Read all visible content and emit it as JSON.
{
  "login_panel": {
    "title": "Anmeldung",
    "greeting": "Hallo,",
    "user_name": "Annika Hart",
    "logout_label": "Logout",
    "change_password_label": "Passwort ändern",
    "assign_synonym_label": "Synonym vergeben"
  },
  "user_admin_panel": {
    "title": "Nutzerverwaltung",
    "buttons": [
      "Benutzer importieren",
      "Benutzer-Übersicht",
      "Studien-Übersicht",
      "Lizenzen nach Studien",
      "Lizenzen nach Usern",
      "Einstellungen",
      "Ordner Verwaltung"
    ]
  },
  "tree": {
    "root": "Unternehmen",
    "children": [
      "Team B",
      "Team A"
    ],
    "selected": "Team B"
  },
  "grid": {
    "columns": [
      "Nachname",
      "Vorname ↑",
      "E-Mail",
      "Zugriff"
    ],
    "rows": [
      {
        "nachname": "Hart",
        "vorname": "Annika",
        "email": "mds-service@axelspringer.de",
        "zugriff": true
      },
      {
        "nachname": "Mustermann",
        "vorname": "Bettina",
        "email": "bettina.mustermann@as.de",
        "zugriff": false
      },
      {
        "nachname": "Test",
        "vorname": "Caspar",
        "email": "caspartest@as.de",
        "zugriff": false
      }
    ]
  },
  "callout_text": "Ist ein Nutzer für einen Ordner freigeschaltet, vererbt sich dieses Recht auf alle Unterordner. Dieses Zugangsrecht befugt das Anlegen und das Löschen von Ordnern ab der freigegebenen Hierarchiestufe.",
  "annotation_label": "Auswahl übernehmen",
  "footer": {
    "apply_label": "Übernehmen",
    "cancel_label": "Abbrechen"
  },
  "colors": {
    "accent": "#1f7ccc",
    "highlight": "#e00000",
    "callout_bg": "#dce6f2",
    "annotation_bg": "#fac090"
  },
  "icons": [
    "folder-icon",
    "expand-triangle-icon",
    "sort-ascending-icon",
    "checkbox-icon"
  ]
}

......

- EXERCISE DIRECTIONS -
Repeat the whole listing exactly, keeping every line intact.

- FINISHED ANSWER -
Read all visible content and emit it as JSON.
{
  "login_panel": {
    "title": "Anmeldung",
    "greeting": "Hallo,",
    "user_name": "Annika Hart",
    "logout_label": "Logout",
    "change_password_label": "Passwort ändern",
    "assign_synonym_label": "Synonym vergeben"
  },
  "user_admin_panel": {
    "title": "Nutzerverwaltung",
    "buttons": [
      "Benutzer importieren",
      "Benutzer-Übersicht",
      "Studien-Übersicht",
      "Lizenzen nach Studien",
      "Lizenzen nach Usern",
      "Einstellungen",
      "Ordner Verwaltung"
    ]
  },
  "tree": {
    "root": "Unternehmen",
    "children": [
      "Team B",
      "Team A"
    ],
    "selected": "Team B"
  },
  "grid": {
    "columns": [
      "Nachname",
      "Vorname ↑",
      "E-Mail",
      "Zugriff"
    ],
    "rows": [
      {
        "nachname": "Hart",
        "vorname": "Annika",
        "email": "mds-service@axelspringer.de",
        "zugriff": true
      },
      {
        "nachname": "Mustermann",
        "vorname": "Bettina",
        "email": "bettina.mustermann@as.de",
        "zugriff": false
      },
      {
        "nachname": "Test",
        "vorname": "Caspar",
        "email": "caspartest@as.de",
        "zugriff": false
      }
    ]
  },
  "callout_text": "Ist ein Nutzer für einen Ordner freigeschaltet, vererbt sich dieses Recht auf alle Unterordner. Dieses Zugangsrecht befugt das Anlegen und das Löschen von Ordnern ab der freigegebenen Hierarchiestufe.",
  "annotation_label": "Auswahl übernehmen",
  "footer": {
    "apply_label": "Übernehmen",
    "cancel_label": "Abbrechen"
  },
  "colors": {
    "accent": "#1f7ccc",
    "highlight": "#e00000",
    "callout_bg": "#dce6f2",
    "annotation_bg": "#fac090"
  },
  "icons": [
    "folder-icon",
    "expand-triangle-icon",
    "sort-ascending-icon",
    "checkbox-icon"
  ]
}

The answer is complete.